Written exercise => In the entries that follow, how many lines contain the word "thầu"? Answer with the number only.

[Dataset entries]
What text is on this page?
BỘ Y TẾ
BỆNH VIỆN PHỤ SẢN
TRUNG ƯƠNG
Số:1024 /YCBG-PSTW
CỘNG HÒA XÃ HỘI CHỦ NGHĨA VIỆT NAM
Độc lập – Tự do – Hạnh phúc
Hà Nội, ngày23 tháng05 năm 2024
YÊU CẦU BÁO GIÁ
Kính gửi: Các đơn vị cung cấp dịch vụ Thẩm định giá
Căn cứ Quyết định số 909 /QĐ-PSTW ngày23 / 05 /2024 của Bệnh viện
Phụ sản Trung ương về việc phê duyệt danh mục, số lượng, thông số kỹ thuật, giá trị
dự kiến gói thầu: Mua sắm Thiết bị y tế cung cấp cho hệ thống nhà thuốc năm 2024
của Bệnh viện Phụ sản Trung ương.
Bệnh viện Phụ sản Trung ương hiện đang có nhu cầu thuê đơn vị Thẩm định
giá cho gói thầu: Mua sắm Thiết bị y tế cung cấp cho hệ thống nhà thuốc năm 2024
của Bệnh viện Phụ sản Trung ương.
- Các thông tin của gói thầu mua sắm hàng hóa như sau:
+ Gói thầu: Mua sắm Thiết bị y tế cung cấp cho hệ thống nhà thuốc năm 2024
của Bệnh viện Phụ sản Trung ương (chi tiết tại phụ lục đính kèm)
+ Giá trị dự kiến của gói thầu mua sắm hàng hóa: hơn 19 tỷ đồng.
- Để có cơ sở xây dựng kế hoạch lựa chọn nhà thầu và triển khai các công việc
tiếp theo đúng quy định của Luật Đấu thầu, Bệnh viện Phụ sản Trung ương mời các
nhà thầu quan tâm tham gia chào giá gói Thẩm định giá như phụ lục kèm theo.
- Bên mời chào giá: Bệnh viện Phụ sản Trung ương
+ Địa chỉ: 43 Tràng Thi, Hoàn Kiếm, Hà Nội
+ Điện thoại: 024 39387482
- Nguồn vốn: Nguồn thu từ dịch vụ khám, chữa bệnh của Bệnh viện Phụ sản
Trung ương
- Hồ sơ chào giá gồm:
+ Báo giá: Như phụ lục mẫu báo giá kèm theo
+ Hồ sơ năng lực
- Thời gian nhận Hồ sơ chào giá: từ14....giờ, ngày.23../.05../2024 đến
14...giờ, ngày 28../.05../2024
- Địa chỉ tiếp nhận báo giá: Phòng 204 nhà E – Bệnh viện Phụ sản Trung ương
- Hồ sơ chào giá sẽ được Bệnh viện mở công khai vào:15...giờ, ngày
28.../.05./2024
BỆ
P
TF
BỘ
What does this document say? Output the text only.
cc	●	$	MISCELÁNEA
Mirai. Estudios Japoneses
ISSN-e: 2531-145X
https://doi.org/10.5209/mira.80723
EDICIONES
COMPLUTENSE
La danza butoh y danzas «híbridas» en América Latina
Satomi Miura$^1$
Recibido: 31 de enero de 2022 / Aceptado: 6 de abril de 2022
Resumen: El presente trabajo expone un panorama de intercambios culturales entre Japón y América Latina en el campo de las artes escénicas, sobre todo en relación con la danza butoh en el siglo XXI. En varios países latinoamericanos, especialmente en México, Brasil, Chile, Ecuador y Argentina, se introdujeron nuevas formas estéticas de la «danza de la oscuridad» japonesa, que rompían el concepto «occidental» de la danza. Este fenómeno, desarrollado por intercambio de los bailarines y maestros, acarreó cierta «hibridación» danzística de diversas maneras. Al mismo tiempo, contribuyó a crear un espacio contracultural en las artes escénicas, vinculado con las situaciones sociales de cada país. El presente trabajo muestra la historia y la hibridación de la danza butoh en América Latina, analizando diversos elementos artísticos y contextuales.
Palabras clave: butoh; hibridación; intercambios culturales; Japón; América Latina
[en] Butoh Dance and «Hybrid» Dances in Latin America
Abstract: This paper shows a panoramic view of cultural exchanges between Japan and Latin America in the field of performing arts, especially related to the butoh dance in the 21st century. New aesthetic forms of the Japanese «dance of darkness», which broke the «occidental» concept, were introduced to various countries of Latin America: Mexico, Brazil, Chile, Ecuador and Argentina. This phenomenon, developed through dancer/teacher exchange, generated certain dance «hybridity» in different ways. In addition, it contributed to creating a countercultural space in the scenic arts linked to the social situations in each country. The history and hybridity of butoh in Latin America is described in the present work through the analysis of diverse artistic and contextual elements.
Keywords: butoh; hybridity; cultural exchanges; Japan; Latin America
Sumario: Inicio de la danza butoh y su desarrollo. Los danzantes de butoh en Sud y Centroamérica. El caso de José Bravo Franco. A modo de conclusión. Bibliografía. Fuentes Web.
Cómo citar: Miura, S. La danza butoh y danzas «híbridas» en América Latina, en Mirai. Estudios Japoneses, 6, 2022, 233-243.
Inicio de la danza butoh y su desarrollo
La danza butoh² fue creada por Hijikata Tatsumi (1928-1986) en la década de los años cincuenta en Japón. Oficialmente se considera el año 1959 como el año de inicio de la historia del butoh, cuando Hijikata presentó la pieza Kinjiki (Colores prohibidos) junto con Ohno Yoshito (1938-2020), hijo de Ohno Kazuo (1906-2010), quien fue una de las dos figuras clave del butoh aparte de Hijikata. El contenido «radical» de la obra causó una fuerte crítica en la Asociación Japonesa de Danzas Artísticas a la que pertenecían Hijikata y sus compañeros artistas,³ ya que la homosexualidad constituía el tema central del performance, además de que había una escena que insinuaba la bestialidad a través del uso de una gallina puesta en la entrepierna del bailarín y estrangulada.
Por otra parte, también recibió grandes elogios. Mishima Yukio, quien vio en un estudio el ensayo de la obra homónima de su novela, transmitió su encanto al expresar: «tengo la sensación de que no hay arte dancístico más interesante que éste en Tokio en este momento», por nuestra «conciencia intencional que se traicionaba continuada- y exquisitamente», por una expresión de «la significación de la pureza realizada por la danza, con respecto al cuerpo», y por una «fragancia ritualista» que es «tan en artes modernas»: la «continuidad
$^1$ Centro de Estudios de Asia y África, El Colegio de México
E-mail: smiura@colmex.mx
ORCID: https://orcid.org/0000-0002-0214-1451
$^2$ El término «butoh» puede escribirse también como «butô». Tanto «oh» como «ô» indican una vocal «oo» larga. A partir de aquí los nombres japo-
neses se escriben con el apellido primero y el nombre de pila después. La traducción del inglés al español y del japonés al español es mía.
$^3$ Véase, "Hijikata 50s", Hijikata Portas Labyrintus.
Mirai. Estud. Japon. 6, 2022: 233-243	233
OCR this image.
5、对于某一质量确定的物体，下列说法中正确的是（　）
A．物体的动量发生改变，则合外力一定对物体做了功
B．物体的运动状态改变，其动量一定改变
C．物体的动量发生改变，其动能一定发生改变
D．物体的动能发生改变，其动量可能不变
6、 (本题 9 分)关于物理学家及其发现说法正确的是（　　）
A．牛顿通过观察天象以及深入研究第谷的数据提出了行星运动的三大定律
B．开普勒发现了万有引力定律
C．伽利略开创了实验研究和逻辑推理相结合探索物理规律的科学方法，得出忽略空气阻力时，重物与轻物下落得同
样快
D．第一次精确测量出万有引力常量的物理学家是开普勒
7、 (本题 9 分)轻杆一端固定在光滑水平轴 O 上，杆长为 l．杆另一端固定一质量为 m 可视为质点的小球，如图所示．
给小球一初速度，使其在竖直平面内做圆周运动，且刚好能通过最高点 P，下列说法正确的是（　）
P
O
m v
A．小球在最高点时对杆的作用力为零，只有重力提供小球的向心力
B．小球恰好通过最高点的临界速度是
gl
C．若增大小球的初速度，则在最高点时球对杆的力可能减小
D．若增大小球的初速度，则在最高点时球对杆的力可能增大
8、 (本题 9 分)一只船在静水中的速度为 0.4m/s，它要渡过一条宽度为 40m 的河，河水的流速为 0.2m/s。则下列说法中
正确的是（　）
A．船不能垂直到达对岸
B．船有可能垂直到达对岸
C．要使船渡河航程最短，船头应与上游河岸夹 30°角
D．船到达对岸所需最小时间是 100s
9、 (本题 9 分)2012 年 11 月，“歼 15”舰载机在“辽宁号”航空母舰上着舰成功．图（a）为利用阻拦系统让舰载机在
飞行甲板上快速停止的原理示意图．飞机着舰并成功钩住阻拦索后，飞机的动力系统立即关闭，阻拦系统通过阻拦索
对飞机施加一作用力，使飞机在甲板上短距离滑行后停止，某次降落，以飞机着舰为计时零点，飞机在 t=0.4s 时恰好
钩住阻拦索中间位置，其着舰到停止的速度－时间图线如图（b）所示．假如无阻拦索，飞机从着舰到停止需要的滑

Task answer => 8